**MATERIAL FOR THE TASK**
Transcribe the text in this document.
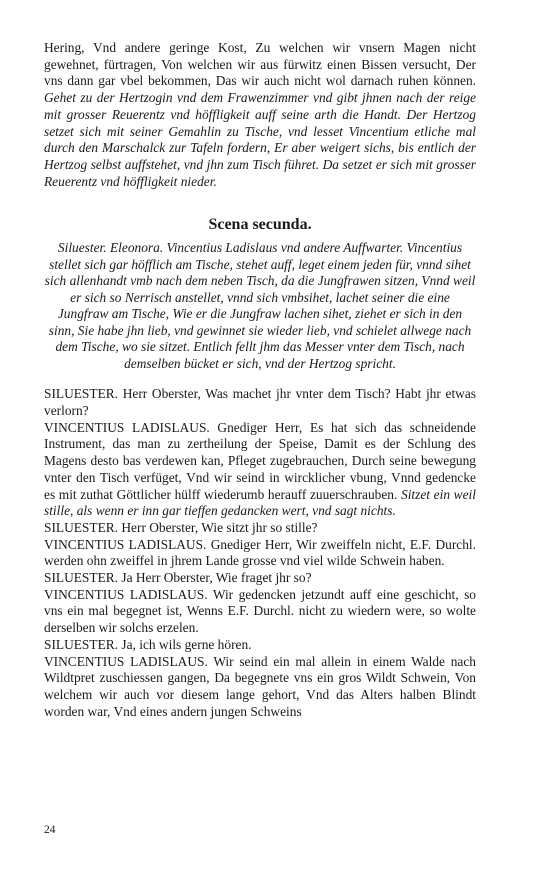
Hering, Vnd andere geringe Kost, Zu welchen wir vnsern Magen nicht gewehnet, fürtragen, Von welchen wir aus fürwitz einen Bissen versucht, Der vns dann gar vbel bekommen, Das wir auch nicht wol darnach ruhen können. Gehet zu der Hertzogin vnd dem Frawenzimmer vnd gibt jhnen nach der reige mit grosser Reuerentz vnd höffligkeit auff seine arth die Handt. Der Hertzog setzet sich mit seiner Gemahlin zu Tische, vnd lesset Vincentium etliche mal durch den Marschalck zur Tafeln fordern, Er aber weigert sichs, bis entlich der Hertzog selbst auffstehet, vnd jhn zum Tisch führet. Da setzet er sich mit grosser Reuerentz vnd höffligkeit nieder.

Scena secunda.
Siluester. Eleonora. Vincentius Ladislaus vnd andere Auffwarter. Vincentius stellet sich gar höfflich am Tische, stehet auff, leget einem jeden für, vnnd sihet sich allenhandt vmb nach dem neben Tisch, da die Jungfrawen sitzen, Vnnd weil er sich so Nerrisch anstellet, vnnd sich vmbsihet, lachet seiner die eine Jungfraw am Tische, Wie er die Jungfraw lachen sihet, ziehet er sich in den sinn, Sie habe jhn lieb, vnd gewinnet sie wieder lieb, vnd schielet allwege nach dem Tische, wo sie sitzet. Entlich fellt jhm das Messer vnter dem Tisch, nach demselben bücket er sich, vnd der Hertzog spricht.

SILUESTER. Herr Oberster, Was machet jhr vnter dem Tisch? Habt jhr etwas verlorn?

VINCENTIUS LADISLAUS. Gnediger Herr, Es hat sich das schneidende Instrument, das man zu zertheilung der Speise, Damit es der Schlung des Magens desto bas verdewen kan, Pfleget zugebrauchen, Durch seine bewegung vnter den Tisch verfüget, Vnd wir seind in wircklicher vbung, Vnnd gedencke es mit zuthat Göttlicher hülff wiederumb herauff zuuerschrauben. Sitzet ein weil stille, als wenn er inn gar tieffen gedancken wert, vnd sagt nichts.

SILUESTER. Herr Oberster, Wie sitzt jhr so stille?

VINCENTIUS LADISLAUS. Gnediger Herr, Wir zweiffeln nicht, E.F. Durchl. werden ohn zweiffel in jhrem Lande grosse vnd viel wilde Schwein haben.

SILUESTER. Ja Herr Oberster, Wie fraget jhr so?

VINCENTIUS LADISLAUS. Wir gedencken jetzundt auff eine geschicht, so vns ein mal begegnet ist, Wenns E.F. Durchl. nicht zu wiedern were, so wolte derselben wir solchs erzelen.

SILUESTER. Ja, ich wils gerne hören.

VINCENTIUS LADISLAUS. Wir seind ein mal allein in einem Walde nach Wildtpret zuschiessen gangen, Da begegnete vns ein gros Wildt Schwein, Von welchem wir auch vor diesem lange gehort, Vnd das Alters halben Blindt worden war, Vnd eines andern jungen Schweins

24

**PROBLEM TO WORK ON**
Generate a word-for-word copy of the preceding records, excluding all pictures.

**CORRECT OUTPUT**
Transcribe the text in this document.
Hering, Vnd andere geringe Kost, Zu welchen wir vnsern Magen nicht gewehnet, fürtragen, Von welchen wir aus fürwitz einen Bissen versucht, Der vns dann gar vbel bekommen, Das wir auch nicht wol darnach ruhen können. Gehet zu der Hertzogin vnd dem Frawenzimmer vnd gibt jhnen nach der reige mit grosser Reuerentz vnd höffligkeit auff seine arth die Handt. Der Hertzog setzet sich mit seiner Gemahlin zu Tische, vnd lesset Vincentium etliche mal durch den Marschalck zur Tafeln fordern, Er aber weigert sichs, bis entlich der Hertzog selbst auffstehet, vnd jhn zum Tisch führet. Da setzet er sich mit grosser Reuerentz vnd höffligkeit nieder.

Scena secunda.
Siluester. Eleonora. Vincentius Ladislaus vnd andere Auffwarter. Vincentius stellet sich gar höfflich am Tische, stehet auff, leget einem jeden für, vnnd sihet sich allenhandt vmb nach dem neben Tisch, da die Jungfrawen sitzen, Vnnd weil er sich so Nerrisch anstellet, vnnd sich vmbsihet, lachet seiner die eine Jungfraw am Tische, Wie er die Jungfraw lachen sihet, ziehet er sich in den sinn, Sie habe jhn lieb, vnd gewinnet sie wieder lieb, vnd schielet allwege nach dem Tische, wo sie sitzet. Entlich fellt jhm das Messer vnter dem Tisch, nach demselben bücket er sich, vnd der Hertzog spricht.

SILUESTER. Herr Oberster, Was machet jhr vnter dem Tisch? Habt jhr etwas verlorn?

VINCENTIUS LADISLAUS. Gnediger Herr, Es hat sich das schneidende Instrument, das man zu zertheilung der Speise, Damit es der Schlung des Magens desto bas verdewen kan, Pfleget zugebrauchen, Durch seine bewegung vnter den Tisch verfüget, Vnd wir seind in wircklicher vbung, Vnnd gedencke es mit zuthat Göttlicher hülff wiederumb herauff zuuerschrauben. Sitzet ein weil stille, als wenn er inn gar tieffen gedancken wert, vnd sagt nichts.

SILUESTER. Herr Oberster, Wie sitzt jhr so stille?

VINCENTIUS LADISLAUS. Gnediger Herr, Wir zweiffeln nicht, E.F. Durchl. werden ohn zweiffel in jhrem Lande grosse vnd viel wilde Schwein haben.

SILUESTER. Ja Herr Oberster, Wie fraget jhr so?

VINCENTIUS LADISLAUS. Wir gedencken jetzundt auff eine geschicht, so vns ein mal begegnet ist, Wenns E.F. Durchl. nicht zu wiedern were, so wolte derselben wir solchs erzelen.

SILUESTER. Ja, ich wils gerne hören.

VINCENTIUS LADISLAUS. Wir seind ein mal allein in einem Walde nach Wildtpret zuschiessen gangen, Da begegnete vns ein gros Wildt Schwein, Von welchem wir auch vor diesem lange gehort, Vnd das Alters halben Blindt worden war, Vnd eines andern jungen Schweins

24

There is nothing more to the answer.